▸ Dataset records
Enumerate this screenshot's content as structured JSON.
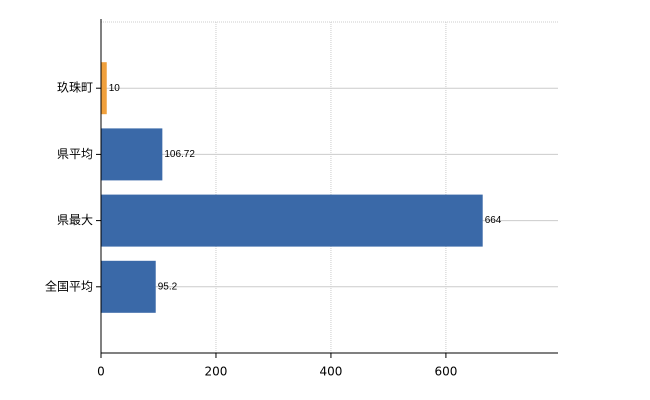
{
  "chart_data": {
    "type": "hbar",
    "categories": [
      "玖珠町",
      "県平均",
      "県最大",
      "全国平均"
    ],
    "values": [
      10,
      106.72,
      664,
      95.2
    ],
    "colors": [
      "#f0a03c",
      "#3a69a8",
      "#3a69a8",
      "#3a69a8"
    ],
    "xlim": [
      0,
      795
    ],
    "xticks": [
      0,
      200,
      400,
      600
    ],
    "grid": true
  }
}
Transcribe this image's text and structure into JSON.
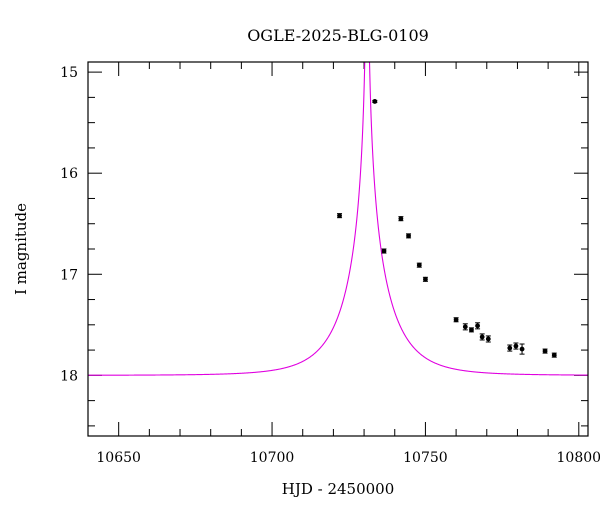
{
  "chart_data": {
    "type": "scatter",
    "title": "OGLE-2025-BLG-0109",
    "xlabel": "HJD - 2450000",
    "ylabel": "I magnitude",
    "xlim": [
      10640,
      10803
    ],
    "ylim": [
      18.6,
      14.9
    ],
    "y_inverted": true,
    "grid": false,
    "x_major_ticks": [
      10650,
      10700,
      10750,
      10800
    ],
    "x_tick_labels": [
      "10650",
      "10700",
      "10750",
      "10800"
    ],
    "x_minor_step": 10,
    "y_major_ticks": [
      15,
      16,
      17,
      18
    ],
    "y_tick_labels": [
      "15",
      "16",
      "17",
      "18"
    ],
    "y_minor_step": 0.25,
    "model_color": "#e000e0",
    "point_color": "#000000",
    "model": {
      "name": "",
      "type": "paczynski",
      "t0": 10731.0,
      "u0": 0.0037,
      "tE": 14.5,
      "I_baseline": 18.0,
      "fs": 0.93
    },
    "series": [
      {
        "name": "",
        "x": [
          10722,
          10733.5,
          10736.5,
          10742,
          10744.5,
          10748,
          10750,
          10760,
          10763,
          10765,
          10767,
          10768.5,
          10770.5,
          10777.5,
          10779.5,
          10781.5,
          10789,
          10792
        ],
        "y": [
          16.42,
          15.29,
          16.77,
          16.45,
          16.62,
          16.91,
          17.05,
          17.45,
          17.52,
          17.55,
          17.51,
          17.62,
          17.64,
          17.73,
          17.71,
          17.74,
          17.76,
          17.8
        ],
        "err": [
          0.02,
          0.01,
          0.02,
          0.02,
          0.02,
          0.02,
          0.02,
          0.02,
          0.03,
          0.02,
          0.03,
          0.03,
          0.03,
          0.03,
          0.03,
          0.05,
          0.02,
          0.02
        ]
      }
    ]
  }
}
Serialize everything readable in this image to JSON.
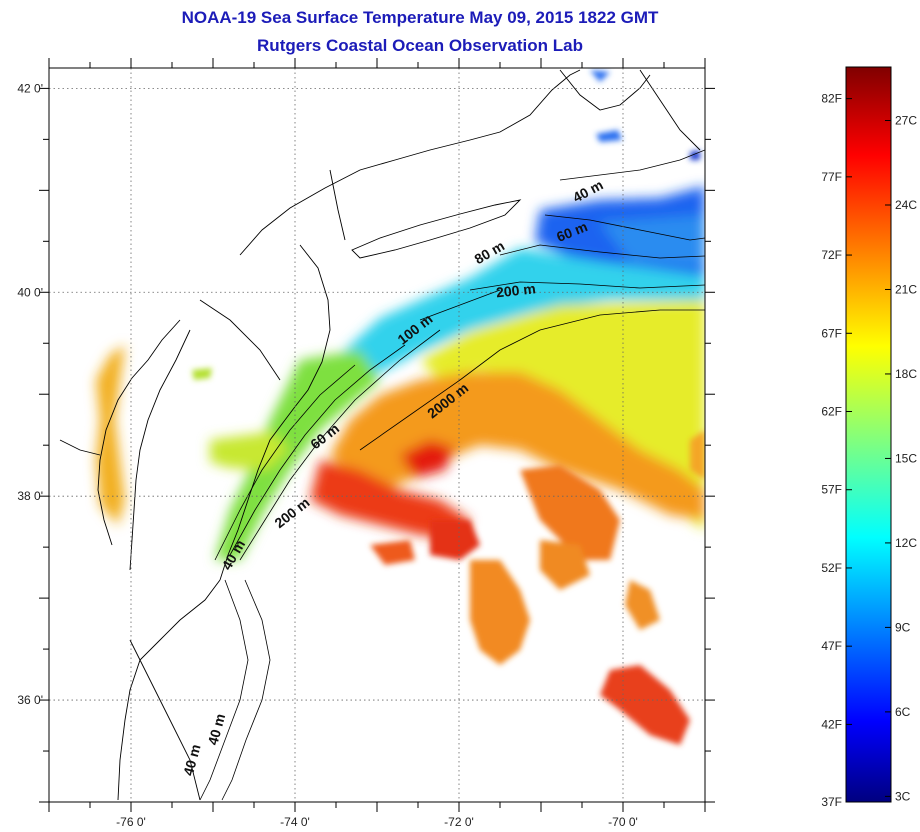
{
  "title": "NOAA-19 Sea Surface Temperature May 09, 2015 1822 GMT",
  "subtitle": "Rutgers Coastal Ocean Observation Lab",
  "lat_ticks": [
    {
      "value": 42,
      "label": "42 0'"
    },
    {
      "value": 40,
      "label": "40 0'"
    },
    {
      "value": 38,
      "label": "38 0'"
    },
    {
      "value": 36,
      "label": "36 0'"
    }
  ],
  "lon_ticks": [
    {
      "value": -76,
      "label": "-76 0'"
    },
    {
      "value": -74,
      "label": "-74 0'"
    },
    {
      "value": -72,
      "label": "-72 0'"
    },
    {
      "value": -70,
      "label": "-70 0'"
    }
  ],
  "map_extent": {
    "lon": [
      -77,
      -69
    ],
    "lat": [
      35,
      42.2
    ]
  },
  "contour_labels": [
    {
      "text": "40 m",
      "lon": -70.4,
      "lat": 40.95
    },
    {
      "text": "60 m",
      "lon": -70.6,
      "lat": 40.55
    },
    {
      "text": "80 m",
      "lon": -71.6,
      "lat": 40.35
    },
    {
      "text": "200 m",
      "lon": -71.3,
      "lat": 39.97
    },
    {
      "text": "100 m",
      "lon": -72.5,
      "lat": 39.6
    },
    {
      "text": "2000 m",
      "lon": -72.1,
      "lat": 38.9
    },
    {
      "text": "60 m",
      "lon": -73.6,
      "lat": 38.55
    },
    {
      "text": "200 m",
      "lon": -74.0,
      "lat": 37.8
    },
    {
      "text": "40 m",
      "lon": -74.7,
      "lat": 37.4
    },
    {
      "text": "40 m",
      "lon": -74.9,
      "lat": 35.7
    },
    {
      "text": "40 m",
      "lon": -75.2,
      "lat": 35.4
    }
  ],
  "colorbar": {
    "min_c": 2.8,
    "max_c": 28.9,
    "fahrenheit_labels": [
      "82F",
      "77F",
      "72F",
      "67F",
      "62F",
      "57F",
      "52F",
      "47F",
      "42F",
      "37F"
    ],
    "celsius_labels": [
      "27C",
      "24C",
      "21C",
      "18C",
      "15C",
      "12C",
      "9C",
      "6C",
      "3C"
    ],
    "colors": [
      "#000080",
      "#0000ff",
      "#00ffff",
      "#ffff00",
      "#ff0000",
      "#800000"
    ]
  },
  "colors": {
    "title": "#1c1cb8",
    "land_outline": "#000000",
    "grid": "#666666"
  }
}
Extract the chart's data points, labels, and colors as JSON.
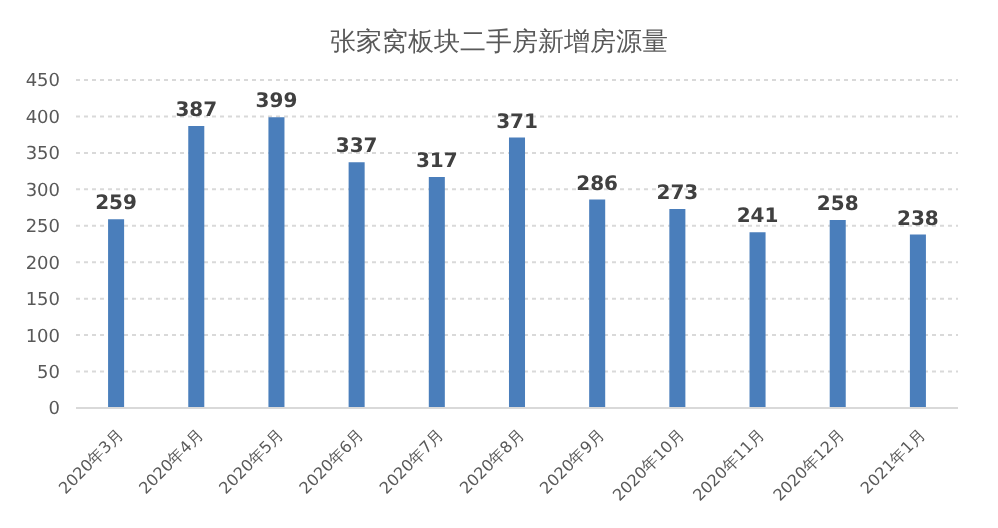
{
  "chart_data": {
    "type": "bar",
    "title": "张家窝板块二手房新增房源量",
    "categories": [
      "2020年3月",
      "2020年4月",
      "2020年5月",
      "2020年6月",
      "2020年7月",
      "2020年8月",
      "2020年9月",
      "2020年10月",
      "2020年11月",
      "2020年12月",
      "2021年1月"
    ],
    "values": [
      259,
      387,
      399,
      337,
      317,
      371,
      286,
      273,
      241,
      258,
      238
    ],
    "color": "#4a7ebb",
    "ylim": [
      0,
      450
    ],
    "yticks": [
      0,
      50,
      100,
      150,
      200,
      250,
      300,
      350,
      400,
      450
    ],
    "grid": "y",
    "data_labels": true
  }
}
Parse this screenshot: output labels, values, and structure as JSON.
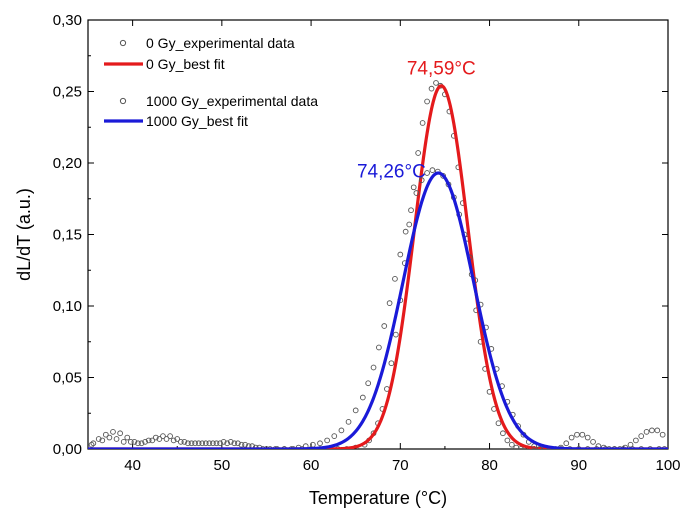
{
  "chart_data": {
    "type": "line",
    "title": "",
    "xlabel": "Temperature (°C)",
    "ylabel": "dL/dT (a.u.)",
    "xlim": [
      35,
      100
    ],
    "ylim": [
      0,
      0.3
    ],
    "x_ticks": [
      "40",
      "50",
      "60",
      "70",
      "80",
      "90",
      "100"
    ],
    "x_tick_values": [
      40,
      50,
      60,
      70,
      80,
      90,
      100
    ],
    "y_ticks": [
      "0,00",
      "0,05",
      "0,10",
      "0,15",
      "0,20",
      "0,25",
      "0,30"
    ],
    "y_tick_values": [
      0,
      0.05,
      0.1,
      0.15,
      0.2,
      0.25,
      0.3
    ],
    "grid": false,
    "legend_position": "top-left",
    "series": [
      {
        "name": "0 Gy_experimental data",
        "kind": "scatter",
        "marker": "open-circle",
        "color": "#555555",
        "x": [
          35.6,
          36.6,
          37.4,
          38.2,
          39.0,
          39.8,
          40.6,
          41.4,
          42.2,
          43.0,
          43.8,
          44.6,
          45.4,
          46.2,
          47.0,
          47.8,
          48.6,
          49.4,
          50.2,
          51.0,
          51.8,
          52.6,
          53.4,
          54.2,
          55.0,
          56.0,
          57.0,
          58.0,
          59.0,
          60.0,
          61.0,
          62.0,
          63.0,
          64.0,
          65.0,
          66.0,
          66.5,
          67.0,
          67.5,
          68.0,
          68.5,
          69.0,
          69.5,
          70.0,
          70.5,
          71.0,
          71.5,
          72.0,
          72.5,
          73.0,
          73.5,
          74.0,
          74.5,
          75.0,
          75.5,
          76.0,
          76.5,
          77.0,
          77.5,
          78.0,
          78.5,
          79.0,
          79.5,
          80.0,
          80.5,
          81.0,
          81.5,
          82.0,
          82.5,
          83.0,
          83.5,
          84.0,
          84.5,
          85.0,
          86.0,
          87.0,
          88.0,
          89.0,
          90.0,
          91.0,
          92.0,
          93.0,
          94.0,
          95.0,
          96.0,
          97.0,
          98.0,
          99.0,
          99.6
        ],
        "y": [
          0.004,
          0.006,
          0.008,
          0.007,
          0.005,
          0.005,
          0.004,
          0.005,
          0.006,
          0.007,
          0.007,
          0.006,
          0.005,
          0.004,
          0.004,
          0.004,
          0.004,
          0.004,
          0.005,
          0.005,
          0.004,
          0.003,
          0.002,
          0.001,
          0.0,
          0.0,
          0.0,
          0.0,
          0.0,
          0.0,
          0.0,
          0.0,
          0.0,
          0.0,
          0.001,
          0.003,
          0.006,
          0.011,
          0.018,
          0.028,
          0.042,
          0.06,
          0.08,
          0.104,
          0.13,
          0.157,
          0.183,
          0.207,
          0.228,
          0.243,
          0.252,
          0.256,
          0.254,
          0.248,
          0.236,
          0.219,
          0.197,
          0.172,
          0.147,
          0.122,
          0.097,
          0.075,
          0.056,
          0.04,
          0.028,
          0.018,
          0.011,
          0.006,
          0.003,
          0.001,
          0.0,
          0.0,
          0.0,
          0.0,
          0.0,
          0.0,
          0.0,
          0.0,
          0.0,
          0.0,
          0.0,
          0.0,
          0.0,
          0.0,
          0.0,
          0.0,
          0.0,
          0.0,
          0.0
        ]
      },
      {
        "name": "0 Gy_best fit",
        "kind": "line",
        "color": "#e41a1c",
        "peak": 0.254,
        "center": 74.59,
        "sigma": 3.0
      },
      {
        "name": "1000 Gy_experimental data",
        "kind": "scatter",
        "marker": "open-circle",
        "color": "#555555",
        "x": [
          35.4,
          36.2,
          37.0,
          37.8,
          38.6,
          39.4,
          40.2,
          41.0,
          41.8,
          42.6,
          43.4,
          44.2,
          45.0,
          45.8,
          46.6,
          47.4,
          48.2,
          49.0,
          49.8,
          50.6,
          51.4,
          52.2,
          53.0,
          53.8,
          54.6,
          55.4,
          56.2,
          57.0,
          57.8,
          58.6,
          59.4,
          60.2,
          61.0,
          61.8,
          62.6,
          63.4,
          64.2,
          65.0,
          65.8,
          66.4,
          67.0,
          67.6,
          68.2,
          68.8,
          69.4,
          70.0,
          70.6,
          71.2,
          71.8,
          72.4,
          73.0,
          73.6,
          74.2,
          74.8,
          75.4,
          76.0,
          76.6,
          77.2,
          77.8,
          78.4,
          79.0,
          79.6,
          80.2,
          80.8,
          81.4,
          82.0,
          82.6,
          83.2,
          83.8,
          84.4,
          85.0,
          85.6,
          86.2,
          86.8,
          87.4,
          88.0,
          88.6,
          89.2,
          89.8,
          90.4,
          91.0,
          91.6,
          92.2,
          92.8,
          93.4,
          94.0,
          94.6,
          95.2,
          95.8,
          96.4,
          97.0,
          97.6,
          98.2,
          98.8,
          99.4
        ],
        "y": [
          0.003,
          0.007,
          0.01,
          0.012,
          0.011,
          0.008,
          0.005,
          0.004,
          0.006,
          0.008,
          0.009,
          0.009,
          0.007,
          0.005,
          0.004,
          0.004,
          0.004,
          0.004,
          0.004,
          0.004,
          0.004,
          0.003,
          0.002,
          0.001,
          0.0,
          0.0,
          0.0,
          0.0,
          0.0,
          0.001,
          0.002,
          0.003,
          0.004,
          0.006,
          0.009,
          0.013,
          0.019,
          0.027,
          0.036,
          0.046,
          0.057,
          0.071,
          0.086,
          0.102,
          0.119,
          0.136,
          0.152,
          0.167,
          0.179,
          0.188,
          0.193,
          0.195,
          0.194,
          0.191,
          0.185,
          0.176,
          0.164,
          0.15,
          0.134,
          0.118,
          0.101,
          0.085,
          0.07,
          0.056,
          0.044,
          0.033,
          0.024,
          0.016,
          0.01,
          0.005,
          0.002,
          0.0,
          0.0,
          0.0,
          0.0,
          0.001,
          0.004,
          0.008,
          0.01,
          0.01,
          0.008,
          0.005,
          0.002,
          0.001,
          0.0,
          0.0,
          0.0,
          0.001,
          0.003,
          0.006,
          0.009,
          0.012,
          0.013,
          0.013,
          0.01
        ]
      },
      {
        "name": "1000 Gy_best fit",
        "kind": "line",
        "color": "#1a1ad8",
        "peak": 0.193,
        "center": 74.26,
        "sigma": 3.95
      }
    ],
    "annotations": [
      {
        "text": "74,59°C",
        "x": 74.59,
        "y": 0.262,
        "color": "#e41a1c"
      },
      {
        "text": "74,26°C",
        "x": 69.0,
        "y": 0.19,
        "color": "#1a1ad8"
      }
    ]
  }
}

▸ Exercise
Examine the records and pull out every line where the string "this" occurs.

▸ Reply to the task
Enumerate this screenshot's content as structured JSON.
Transcribe this image's text and structure into JSON.
Serialize everything readable in this image to JSON.
Parse this screenshot: output labels, values, and structure as JSON.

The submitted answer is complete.